Identify each line containing the word "منهم" and copy it.

START

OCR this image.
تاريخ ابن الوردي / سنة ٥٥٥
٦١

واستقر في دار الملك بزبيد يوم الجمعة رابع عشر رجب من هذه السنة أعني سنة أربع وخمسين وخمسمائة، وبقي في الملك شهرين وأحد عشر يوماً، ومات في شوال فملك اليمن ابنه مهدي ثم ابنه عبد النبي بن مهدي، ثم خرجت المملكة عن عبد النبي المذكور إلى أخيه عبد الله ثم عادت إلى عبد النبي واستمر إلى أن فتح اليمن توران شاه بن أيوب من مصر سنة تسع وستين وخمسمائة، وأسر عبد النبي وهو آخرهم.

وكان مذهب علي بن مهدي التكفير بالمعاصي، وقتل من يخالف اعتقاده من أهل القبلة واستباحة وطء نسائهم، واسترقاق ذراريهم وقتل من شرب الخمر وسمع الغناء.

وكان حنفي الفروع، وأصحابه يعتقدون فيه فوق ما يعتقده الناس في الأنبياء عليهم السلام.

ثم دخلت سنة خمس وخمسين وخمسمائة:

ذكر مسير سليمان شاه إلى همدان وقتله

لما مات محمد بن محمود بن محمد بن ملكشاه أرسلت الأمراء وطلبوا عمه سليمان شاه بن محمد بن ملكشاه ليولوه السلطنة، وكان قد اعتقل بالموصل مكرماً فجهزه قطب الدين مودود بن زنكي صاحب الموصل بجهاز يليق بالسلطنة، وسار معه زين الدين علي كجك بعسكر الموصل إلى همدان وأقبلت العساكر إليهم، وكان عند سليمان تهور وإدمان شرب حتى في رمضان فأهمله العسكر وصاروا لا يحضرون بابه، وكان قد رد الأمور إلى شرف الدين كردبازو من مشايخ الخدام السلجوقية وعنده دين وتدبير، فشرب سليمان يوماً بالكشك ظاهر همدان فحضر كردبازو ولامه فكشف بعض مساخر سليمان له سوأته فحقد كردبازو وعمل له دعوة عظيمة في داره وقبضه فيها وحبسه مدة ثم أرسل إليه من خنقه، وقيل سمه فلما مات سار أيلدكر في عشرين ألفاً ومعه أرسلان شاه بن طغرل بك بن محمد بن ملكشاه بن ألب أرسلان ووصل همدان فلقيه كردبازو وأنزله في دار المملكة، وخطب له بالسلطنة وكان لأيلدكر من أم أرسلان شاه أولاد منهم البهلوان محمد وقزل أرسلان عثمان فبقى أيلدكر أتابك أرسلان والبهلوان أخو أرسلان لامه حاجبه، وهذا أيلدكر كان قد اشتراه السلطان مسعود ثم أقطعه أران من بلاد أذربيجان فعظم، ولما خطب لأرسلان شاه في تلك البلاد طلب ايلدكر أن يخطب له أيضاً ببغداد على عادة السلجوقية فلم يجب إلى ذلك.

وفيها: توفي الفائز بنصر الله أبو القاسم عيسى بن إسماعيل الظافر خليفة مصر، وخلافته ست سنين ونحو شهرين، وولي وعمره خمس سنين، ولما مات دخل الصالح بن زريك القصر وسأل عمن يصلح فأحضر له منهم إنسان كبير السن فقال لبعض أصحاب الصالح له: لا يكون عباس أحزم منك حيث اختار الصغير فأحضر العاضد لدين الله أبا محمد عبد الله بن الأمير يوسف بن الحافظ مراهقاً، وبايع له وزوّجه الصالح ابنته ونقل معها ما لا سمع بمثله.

END

* _CORRECT OUTPUT_
لما مات محمد بن محمود بن محمد بن ملكشاه أرسلت الأمراء وطلبوا عمه سليمان شاه بن محمد بن ملكشاه ليولوه السلطنة، وكان قد اعتقل بالموصل مكرماً فجهزه قطب الدين مودود بن زنكي صاحب الموصل بجهاز يليق بالسلطنة، وسار معه زين الدين علي كجك بعسكر الموصل إلى همدان وأقبلت العساكر إليهم، وكان عند سليمان تهور وإدمان شرب حتى في رمضان فأهمله العسكر وصاروا لا يحضرون بابه، وكان قد رد الأمور إلى شرف الدين كردبازو من مشايخ الخدام السلجوقية وعنده دين وتدبير، فشرب سليمان يوماً بالكشك ظاهر همدان فحضر كردبازو ولامه فكشف بعض مساخر سليمان له سوأته فحقد كردبازو وعمل له دعوة عظيمة في داره وقبضه فيها وحبسه مدة ثم أرسل إليه من خنقه، وقيل سمه فلما مات سار أيلدكر في عشرين ألفاً ومعه أرسلان شاه بن طغرل بك بن محمد بن ملكشاه بن ألب أرسلان ووصل همدان فلقيه كردبازو وأنزله في دار المملكة، وخطب له بالسلطنة وكان لأيلدكر من أم أرسلان شاه أولاد منهم البهلوان محمد وقزل أرسلان عثمان فبقى أيلدكر أتابك أرسلان والبهلوان أخو أرسلان لامه حاجبه، وهذا أيلدكر كان قد اشتراه السلطان مسعود ثم أقطعه أران من بلاد أذربيجان فعظم، ولما خطب لأرسلان شاه في تلك البلاد طلب ايلدكر أن يخطب له أيضاً ببغداد على عادة السلجوقية فلم يجب إلى ذلك.
وفيها: توفي الفائز بنصر الله أبو القاسم عيسى بن إسماعيل الظافر خليفة مصر، وخلافته ست سنين ونحو شهرين، وولي وعمره خمس سنين، ولما مات دخل الصالح بن زريك القصر وسأل عمن يصلح فأحضر له منهم إنسان كبير السن فقال لبعض أصحاب الصالح له: لا يكون عباس أحزم منك حيث اختار الصغير فأحضر العاضد لدين الله أبا محمد عبد الله بن الأمير يوسف بن الحافظ مراهقاً، وبايع له وزوّجه الصالح ابنته ونقل معها ما لا سمع بمثله.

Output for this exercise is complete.